> [WORK TO COMPLETE]
A – Give each distinct department ID that appears in the index entries the passage on Oracle index scans shows after "the full scan could read the index entries as follows".
B – Carry the passage on Oracle index scans forward, picking up right after the last part it shows.

> [SELECTED PASSAGE]
*****

SELECT department_id, last_name, salary
FROM employees
WHERE salary > 5000
ORDER BY department_id, last_name;



Also assume that department_id, last_name, and salary are a composite key in an index. Oracle Database performs a full scan of the index, reading it in sorted order (ordered by department ID and last name) and filtering on the salary attribute. In this way, the database scans a set of data smaller than the employees table, which contains more columns than are included in the query, and avoids sorting the data.
For example, the full scan could read the index entries as follows:

50,Atkinson,2800,rowid
60,Austin,4800,rowid
70,Baer,10000,rowid

80,Abel,11000,rowid
80,Ande,6400,rowid
110,Austin,7200,rowid
.
.
.


Fast Full Index Scan
A fast full index scan is a full index scan in which the database accesses the data in the index itself without accessing the table, and the database reads the index blocks in no particular order.
Fast full index scans are an alternative to a full table scan when both of the following conditions are met:
■The index must contain all columns needed for the query.
■A row containing all nulls must not appear in the query result set. For this result to be guaranteed, at least one column in the index must have either:
–A NOT NULL constraint
–A predicate applied to it that prevents nulls from being considered in the query result set
For example, an application issues the following query, which does not include an ORDER BY clause:

SELECT last_name, salary
FROM employees;



The last_name column has a not null constraint. If the last name and salary are a composite key in an index, then a fast full index scan can read the index entries to obtain the requested information:
Baida,2900,rowid
Zlotkey,10500,rowid
Austin,7200,rowid
Baer,10000,rowid
Atkinson,2800,rowid
Austin,4800,rowid
.

*****

> [PROVIDED RECORDS]

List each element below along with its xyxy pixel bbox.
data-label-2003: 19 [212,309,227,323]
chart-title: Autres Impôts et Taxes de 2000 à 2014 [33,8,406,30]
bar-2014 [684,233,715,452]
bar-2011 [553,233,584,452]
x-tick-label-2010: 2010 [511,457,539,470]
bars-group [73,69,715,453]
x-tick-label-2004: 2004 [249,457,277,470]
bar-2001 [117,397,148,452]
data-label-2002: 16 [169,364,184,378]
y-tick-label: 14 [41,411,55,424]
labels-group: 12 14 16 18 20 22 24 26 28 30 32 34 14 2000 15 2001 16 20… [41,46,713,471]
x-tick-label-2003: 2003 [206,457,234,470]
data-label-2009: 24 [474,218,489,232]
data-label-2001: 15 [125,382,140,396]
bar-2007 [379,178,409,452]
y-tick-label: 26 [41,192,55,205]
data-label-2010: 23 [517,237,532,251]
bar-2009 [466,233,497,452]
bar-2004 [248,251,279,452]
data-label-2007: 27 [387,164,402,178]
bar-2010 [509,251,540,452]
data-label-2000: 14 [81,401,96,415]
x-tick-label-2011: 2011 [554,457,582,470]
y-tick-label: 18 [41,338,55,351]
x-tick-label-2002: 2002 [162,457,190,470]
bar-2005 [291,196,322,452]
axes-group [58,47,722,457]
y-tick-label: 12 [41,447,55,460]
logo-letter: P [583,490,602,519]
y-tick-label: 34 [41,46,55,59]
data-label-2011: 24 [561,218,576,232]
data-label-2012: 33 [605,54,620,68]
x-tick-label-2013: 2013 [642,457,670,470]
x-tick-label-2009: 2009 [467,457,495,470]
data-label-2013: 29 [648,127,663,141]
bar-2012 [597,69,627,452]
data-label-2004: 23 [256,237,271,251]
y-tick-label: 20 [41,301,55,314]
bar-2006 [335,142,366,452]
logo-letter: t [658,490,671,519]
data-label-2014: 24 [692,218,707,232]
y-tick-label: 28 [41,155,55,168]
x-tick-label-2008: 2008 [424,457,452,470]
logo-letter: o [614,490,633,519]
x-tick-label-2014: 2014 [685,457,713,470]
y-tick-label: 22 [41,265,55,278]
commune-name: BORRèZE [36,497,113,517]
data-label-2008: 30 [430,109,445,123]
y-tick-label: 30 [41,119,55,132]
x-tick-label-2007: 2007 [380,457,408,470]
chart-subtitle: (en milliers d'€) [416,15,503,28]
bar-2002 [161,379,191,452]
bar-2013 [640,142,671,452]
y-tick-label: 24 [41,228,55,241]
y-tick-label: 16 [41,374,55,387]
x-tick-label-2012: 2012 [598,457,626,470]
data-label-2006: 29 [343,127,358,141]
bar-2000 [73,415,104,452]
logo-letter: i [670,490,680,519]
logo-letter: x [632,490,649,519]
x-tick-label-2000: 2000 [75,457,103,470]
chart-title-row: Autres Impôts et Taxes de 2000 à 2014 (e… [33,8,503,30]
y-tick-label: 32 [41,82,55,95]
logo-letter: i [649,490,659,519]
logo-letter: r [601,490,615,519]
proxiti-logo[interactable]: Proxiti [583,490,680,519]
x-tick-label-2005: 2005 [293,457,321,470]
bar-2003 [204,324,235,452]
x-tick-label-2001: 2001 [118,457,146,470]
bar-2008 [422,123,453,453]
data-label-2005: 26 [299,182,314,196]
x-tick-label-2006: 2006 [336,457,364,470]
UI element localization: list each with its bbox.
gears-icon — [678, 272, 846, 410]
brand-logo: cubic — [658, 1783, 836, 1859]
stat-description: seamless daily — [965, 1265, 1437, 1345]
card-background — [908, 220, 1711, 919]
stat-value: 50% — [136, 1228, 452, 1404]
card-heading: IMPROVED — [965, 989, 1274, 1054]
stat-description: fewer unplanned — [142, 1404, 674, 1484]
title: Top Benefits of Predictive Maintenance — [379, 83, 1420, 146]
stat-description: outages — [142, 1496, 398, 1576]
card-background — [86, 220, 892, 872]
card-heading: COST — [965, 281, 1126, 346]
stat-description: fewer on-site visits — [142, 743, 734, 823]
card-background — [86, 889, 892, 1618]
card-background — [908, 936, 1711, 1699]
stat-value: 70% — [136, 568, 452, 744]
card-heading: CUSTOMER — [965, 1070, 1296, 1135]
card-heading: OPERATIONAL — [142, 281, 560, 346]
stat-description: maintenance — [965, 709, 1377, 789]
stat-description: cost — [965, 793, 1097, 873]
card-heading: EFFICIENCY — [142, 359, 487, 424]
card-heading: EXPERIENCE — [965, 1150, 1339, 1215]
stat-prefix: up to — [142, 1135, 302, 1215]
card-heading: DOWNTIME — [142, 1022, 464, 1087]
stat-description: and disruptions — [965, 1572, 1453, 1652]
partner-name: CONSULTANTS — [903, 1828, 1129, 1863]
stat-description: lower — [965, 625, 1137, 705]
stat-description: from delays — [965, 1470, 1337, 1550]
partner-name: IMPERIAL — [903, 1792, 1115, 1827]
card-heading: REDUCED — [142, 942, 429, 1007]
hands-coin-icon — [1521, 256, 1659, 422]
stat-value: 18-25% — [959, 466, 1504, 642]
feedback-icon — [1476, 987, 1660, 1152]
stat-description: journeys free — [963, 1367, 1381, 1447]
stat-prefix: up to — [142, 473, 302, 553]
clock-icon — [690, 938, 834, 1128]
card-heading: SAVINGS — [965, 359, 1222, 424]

*****

> [OUTPUTS FOR THE TASKS]
A – 50, 60, 70, 80, 110

B –
.
.


Index Range Scan
An index range scan is an ordered scan of an index that has the following characteristics:
■One or more leading columns of an index are specified in conditions. A condition specifies a combination of one or more expressions and logical (Boolean) operators and returns a value of TRUE, FALSE, or UNKNOWN.
■0, 1, or more values are possible for an index key.
The database commonly uses an index range scan to access selective data. The selectivity is the percentage of rows in the table that the query selects, with 0 meaning no rows and 1 meaning all rows. Selectivity is tied to a query predicate, such as WHERE last_name LIKE 'A%', or a combination of predicates. A predicate becomes more selective as the value approaches 0 and less selective (or more unselective) as the value approaches 1.
For example, a user queries employees whose last names begin with A. Assume that the last_name column is indexed, with entries as follows:


Abel,rowid
Ande,rowid
Atkinson,rowid
Austin,rowid
Austin,rowid
Baer,rowid
.
.
.
The database could use a range scan because the last_name column is specified in the predicate and multiples rowids are possible for each index key. For example, two employees are named Austin, so two rowids are associated with the key Austin.
An index range scan can be bounded on both sides, as in a query for departments with IDs between 10 and 40, or bounded on only one side, as in a query for IDs over 40. To scan the index, the database moves backward or forward through the leaf blocks. For example, a scan for IDs between 10 and 40 locates the first index leaf block that contains the lowest key value that is 10 or greater. The scan then proceeds horizontally through the linked list of leaf nodes until it locates a value greater than 40.

Index Unique Scan
In contrast to an index range scan, an index unique scan must have either 0 or 1 rowid associated with an index key. The database performs a unique scan when a predicate references all of the columns in a UNIQUE index key using an equality operator. An index unique scan stops processing as soon as it finds the first record because no second record is possible.
As an illustration, suppose that a user runs the following query:


SELECT *
FROM employees
WHERE employee_id = 5;




Assume that the employee_id column is the primary key and is indexed with entries as follows:
1,rowid
2,rowid
4,rowid
5,rowid
6,rowid
.
.
.

In this case, the database can use an index unique scan to locate the rowid for the employee whose ID is 5.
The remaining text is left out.